▶ **Exercise objective**: Go through the data below and return each line containing the word "TUNEL".

▶ **Dataset content**:
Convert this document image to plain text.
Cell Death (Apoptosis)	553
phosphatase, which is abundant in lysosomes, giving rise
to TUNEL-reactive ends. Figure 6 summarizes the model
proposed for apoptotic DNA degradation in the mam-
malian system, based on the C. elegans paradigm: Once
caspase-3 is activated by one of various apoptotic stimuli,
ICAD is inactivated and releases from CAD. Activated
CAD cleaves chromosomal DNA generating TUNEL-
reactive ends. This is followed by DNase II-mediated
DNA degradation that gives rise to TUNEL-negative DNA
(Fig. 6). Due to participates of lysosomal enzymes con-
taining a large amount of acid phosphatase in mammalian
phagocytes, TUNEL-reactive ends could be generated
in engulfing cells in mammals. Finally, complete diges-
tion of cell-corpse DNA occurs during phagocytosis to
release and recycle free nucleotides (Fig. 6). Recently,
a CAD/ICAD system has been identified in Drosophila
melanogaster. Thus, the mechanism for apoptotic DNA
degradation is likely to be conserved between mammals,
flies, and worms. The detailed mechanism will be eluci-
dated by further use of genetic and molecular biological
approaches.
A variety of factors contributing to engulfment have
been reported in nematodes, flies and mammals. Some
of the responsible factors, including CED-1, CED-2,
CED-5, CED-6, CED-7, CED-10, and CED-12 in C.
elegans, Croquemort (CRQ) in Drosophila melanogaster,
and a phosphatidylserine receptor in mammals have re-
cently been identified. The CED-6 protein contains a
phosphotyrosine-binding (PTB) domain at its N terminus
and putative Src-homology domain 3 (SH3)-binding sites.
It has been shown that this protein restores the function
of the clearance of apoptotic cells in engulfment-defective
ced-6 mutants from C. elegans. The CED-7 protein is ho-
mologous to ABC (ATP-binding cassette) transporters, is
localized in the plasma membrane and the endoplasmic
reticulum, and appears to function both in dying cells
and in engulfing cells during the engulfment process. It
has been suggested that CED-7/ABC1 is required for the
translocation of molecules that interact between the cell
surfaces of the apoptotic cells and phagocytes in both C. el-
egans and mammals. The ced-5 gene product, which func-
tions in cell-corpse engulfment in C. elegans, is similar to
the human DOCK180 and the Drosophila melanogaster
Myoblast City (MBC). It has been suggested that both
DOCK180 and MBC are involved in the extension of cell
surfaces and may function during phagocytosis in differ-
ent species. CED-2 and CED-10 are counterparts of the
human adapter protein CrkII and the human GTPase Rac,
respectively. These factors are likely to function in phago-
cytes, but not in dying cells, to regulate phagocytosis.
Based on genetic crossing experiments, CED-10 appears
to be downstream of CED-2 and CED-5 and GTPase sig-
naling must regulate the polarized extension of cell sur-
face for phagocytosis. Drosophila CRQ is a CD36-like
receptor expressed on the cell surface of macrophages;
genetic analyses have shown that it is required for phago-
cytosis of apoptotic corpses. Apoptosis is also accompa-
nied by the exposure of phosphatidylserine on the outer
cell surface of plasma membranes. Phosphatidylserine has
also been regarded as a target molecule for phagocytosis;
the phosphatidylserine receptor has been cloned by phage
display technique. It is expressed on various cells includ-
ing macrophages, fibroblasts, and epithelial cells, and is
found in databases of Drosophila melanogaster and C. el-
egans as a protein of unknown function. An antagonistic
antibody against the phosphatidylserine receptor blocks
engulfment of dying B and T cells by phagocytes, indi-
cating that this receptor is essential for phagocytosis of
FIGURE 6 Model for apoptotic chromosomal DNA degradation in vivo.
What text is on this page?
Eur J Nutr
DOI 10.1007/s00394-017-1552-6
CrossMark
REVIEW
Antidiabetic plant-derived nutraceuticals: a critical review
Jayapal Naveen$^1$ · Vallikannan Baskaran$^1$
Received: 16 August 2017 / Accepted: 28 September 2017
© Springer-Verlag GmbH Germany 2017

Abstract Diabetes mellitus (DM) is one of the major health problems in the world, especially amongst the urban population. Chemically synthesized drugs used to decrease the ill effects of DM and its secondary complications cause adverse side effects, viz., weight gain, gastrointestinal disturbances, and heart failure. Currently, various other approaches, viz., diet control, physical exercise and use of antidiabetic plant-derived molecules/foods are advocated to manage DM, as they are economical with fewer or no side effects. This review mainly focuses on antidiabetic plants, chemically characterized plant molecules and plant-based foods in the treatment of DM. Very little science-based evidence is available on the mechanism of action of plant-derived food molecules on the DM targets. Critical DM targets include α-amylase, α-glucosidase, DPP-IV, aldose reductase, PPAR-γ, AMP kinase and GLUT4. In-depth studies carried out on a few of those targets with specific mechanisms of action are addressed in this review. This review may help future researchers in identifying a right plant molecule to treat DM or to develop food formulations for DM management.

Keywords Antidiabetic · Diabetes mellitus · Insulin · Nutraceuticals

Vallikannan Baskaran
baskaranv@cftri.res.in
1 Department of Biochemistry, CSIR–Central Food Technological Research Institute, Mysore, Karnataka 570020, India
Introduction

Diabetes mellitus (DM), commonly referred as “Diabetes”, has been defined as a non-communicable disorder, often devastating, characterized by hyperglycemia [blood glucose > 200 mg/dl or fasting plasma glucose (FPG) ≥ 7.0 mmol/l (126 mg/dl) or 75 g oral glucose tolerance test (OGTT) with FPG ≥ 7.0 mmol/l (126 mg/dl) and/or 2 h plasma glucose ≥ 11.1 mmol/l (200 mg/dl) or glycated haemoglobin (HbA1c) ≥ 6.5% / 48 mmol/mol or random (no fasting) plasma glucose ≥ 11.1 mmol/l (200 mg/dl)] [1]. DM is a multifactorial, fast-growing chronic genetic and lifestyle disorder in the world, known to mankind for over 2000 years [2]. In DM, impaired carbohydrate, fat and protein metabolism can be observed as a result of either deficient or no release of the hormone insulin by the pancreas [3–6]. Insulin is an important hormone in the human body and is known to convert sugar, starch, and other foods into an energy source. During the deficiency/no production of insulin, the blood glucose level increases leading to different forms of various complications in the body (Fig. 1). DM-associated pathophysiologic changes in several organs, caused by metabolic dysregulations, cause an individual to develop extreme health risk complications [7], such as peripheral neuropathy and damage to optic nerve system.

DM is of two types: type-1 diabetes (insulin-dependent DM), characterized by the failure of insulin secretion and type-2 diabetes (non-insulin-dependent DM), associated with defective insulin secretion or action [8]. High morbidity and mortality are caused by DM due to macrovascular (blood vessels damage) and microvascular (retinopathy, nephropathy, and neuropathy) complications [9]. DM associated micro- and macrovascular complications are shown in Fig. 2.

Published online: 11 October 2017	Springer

▶ **Answer below**:
to TUNEL-reactive ends. Figure 6 summarizes the model
CAD cleaves chromosomal DNA generating TUNEL-
DNA degradation that gives rise to TUNEL-negative DNA
phagocytes, TUNEL-reactive ends could be generated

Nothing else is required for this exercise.